- _Problem statement_
Which lines in the material below contain the word "Назар"? Copy each of them.
───── Exercise material ─────
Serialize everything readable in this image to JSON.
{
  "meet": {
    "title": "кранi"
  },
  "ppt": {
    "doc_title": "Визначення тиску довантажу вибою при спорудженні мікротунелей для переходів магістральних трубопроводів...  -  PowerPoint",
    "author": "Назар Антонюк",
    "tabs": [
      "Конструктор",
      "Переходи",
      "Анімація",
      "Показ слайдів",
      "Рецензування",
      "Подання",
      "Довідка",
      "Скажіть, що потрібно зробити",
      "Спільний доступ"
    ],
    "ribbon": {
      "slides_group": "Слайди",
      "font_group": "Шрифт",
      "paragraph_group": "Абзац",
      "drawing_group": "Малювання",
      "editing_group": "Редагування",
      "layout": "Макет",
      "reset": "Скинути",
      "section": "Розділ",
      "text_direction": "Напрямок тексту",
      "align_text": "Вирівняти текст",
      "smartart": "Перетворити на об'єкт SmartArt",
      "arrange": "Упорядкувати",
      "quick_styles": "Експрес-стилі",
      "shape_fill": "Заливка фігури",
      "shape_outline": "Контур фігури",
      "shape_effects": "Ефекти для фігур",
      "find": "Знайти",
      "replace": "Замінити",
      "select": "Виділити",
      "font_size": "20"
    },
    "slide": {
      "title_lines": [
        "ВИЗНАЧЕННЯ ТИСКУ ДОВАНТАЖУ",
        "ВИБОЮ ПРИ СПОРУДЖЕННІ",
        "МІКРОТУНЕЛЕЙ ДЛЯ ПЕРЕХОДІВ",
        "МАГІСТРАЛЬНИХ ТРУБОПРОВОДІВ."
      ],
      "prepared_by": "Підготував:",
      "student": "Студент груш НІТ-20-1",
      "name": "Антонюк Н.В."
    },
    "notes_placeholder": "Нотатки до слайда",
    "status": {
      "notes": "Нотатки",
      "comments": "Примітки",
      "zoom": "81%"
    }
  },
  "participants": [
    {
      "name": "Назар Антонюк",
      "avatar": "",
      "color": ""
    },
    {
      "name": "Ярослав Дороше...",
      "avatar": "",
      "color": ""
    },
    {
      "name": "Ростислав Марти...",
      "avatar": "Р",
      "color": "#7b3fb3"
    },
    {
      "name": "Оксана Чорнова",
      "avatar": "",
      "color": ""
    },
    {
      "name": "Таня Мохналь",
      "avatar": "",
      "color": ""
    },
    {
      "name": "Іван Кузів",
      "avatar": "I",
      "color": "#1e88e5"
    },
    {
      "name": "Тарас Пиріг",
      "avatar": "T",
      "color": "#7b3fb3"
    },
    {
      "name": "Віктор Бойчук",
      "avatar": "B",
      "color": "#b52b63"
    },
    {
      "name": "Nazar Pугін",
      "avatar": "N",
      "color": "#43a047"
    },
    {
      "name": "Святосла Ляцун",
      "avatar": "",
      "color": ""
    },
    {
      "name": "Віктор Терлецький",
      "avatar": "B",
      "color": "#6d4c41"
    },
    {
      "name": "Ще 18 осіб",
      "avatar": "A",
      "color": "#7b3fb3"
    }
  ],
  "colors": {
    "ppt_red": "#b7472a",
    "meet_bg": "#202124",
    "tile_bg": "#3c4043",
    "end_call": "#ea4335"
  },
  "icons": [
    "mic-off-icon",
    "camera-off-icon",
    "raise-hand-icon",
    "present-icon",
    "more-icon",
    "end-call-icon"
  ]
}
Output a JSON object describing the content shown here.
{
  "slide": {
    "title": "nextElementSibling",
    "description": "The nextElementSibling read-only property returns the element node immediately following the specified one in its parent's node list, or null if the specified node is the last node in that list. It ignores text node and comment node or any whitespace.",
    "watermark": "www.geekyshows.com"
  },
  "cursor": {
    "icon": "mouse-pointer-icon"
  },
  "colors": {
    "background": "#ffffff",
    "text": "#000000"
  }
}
─────
───── Exercise material ─────
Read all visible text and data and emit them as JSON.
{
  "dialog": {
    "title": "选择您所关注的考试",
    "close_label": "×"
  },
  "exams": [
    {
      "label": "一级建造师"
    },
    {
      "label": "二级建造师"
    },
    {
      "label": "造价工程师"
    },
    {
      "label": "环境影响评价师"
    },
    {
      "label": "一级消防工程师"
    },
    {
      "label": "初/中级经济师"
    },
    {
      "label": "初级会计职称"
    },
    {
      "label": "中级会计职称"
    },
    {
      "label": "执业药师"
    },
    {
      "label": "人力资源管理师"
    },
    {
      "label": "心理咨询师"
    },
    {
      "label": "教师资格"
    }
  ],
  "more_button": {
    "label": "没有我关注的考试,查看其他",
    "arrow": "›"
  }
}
─────
───── Exercise material ─────
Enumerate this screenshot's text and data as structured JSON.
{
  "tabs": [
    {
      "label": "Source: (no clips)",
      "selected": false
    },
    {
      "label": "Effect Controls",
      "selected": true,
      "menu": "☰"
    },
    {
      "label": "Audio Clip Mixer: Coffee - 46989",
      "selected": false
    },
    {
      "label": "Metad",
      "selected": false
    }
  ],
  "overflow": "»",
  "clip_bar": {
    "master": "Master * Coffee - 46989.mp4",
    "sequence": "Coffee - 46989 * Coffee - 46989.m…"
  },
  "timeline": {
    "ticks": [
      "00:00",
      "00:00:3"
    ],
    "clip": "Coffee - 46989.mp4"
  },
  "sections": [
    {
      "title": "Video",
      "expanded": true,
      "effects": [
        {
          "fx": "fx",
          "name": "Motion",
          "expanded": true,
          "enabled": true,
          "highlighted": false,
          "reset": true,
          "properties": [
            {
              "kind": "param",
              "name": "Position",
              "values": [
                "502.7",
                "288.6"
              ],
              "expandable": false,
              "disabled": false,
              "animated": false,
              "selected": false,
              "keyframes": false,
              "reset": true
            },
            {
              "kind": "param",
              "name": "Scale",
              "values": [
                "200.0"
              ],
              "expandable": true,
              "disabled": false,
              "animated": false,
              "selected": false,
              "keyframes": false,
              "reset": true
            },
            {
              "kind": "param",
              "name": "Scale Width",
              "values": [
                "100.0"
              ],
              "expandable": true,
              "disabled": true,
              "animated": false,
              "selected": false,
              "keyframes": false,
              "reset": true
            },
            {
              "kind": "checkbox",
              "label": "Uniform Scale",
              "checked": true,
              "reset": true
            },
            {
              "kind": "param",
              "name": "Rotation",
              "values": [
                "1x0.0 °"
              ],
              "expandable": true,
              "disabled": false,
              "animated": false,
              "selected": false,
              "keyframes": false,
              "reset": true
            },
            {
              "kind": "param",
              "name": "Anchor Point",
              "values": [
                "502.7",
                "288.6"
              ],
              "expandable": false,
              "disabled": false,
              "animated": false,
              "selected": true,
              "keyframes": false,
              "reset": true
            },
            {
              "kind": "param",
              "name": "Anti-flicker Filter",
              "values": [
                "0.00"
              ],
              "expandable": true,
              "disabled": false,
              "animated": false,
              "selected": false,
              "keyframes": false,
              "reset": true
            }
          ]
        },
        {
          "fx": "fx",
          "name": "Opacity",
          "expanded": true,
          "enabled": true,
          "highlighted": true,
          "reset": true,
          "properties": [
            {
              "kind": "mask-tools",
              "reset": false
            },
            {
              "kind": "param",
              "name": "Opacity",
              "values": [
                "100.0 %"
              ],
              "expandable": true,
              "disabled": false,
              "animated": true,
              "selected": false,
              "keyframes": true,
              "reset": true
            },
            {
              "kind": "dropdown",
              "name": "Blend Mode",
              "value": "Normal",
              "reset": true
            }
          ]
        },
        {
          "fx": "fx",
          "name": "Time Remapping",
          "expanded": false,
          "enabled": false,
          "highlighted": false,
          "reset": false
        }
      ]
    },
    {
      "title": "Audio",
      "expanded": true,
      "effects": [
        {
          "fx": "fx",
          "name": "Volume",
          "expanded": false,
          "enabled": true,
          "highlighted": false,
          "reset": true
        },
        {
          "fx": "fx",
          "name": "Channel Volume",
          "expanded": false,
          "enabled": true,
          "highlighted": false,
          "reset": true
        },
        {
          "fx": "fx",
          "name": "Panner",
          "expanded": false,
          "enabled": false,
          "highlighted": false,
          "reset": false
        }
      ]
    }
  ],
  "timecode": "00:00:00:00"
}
─────
- _Finished answer_
    "author": "Назар Антонюк",
      "name": "Назар Антонюк",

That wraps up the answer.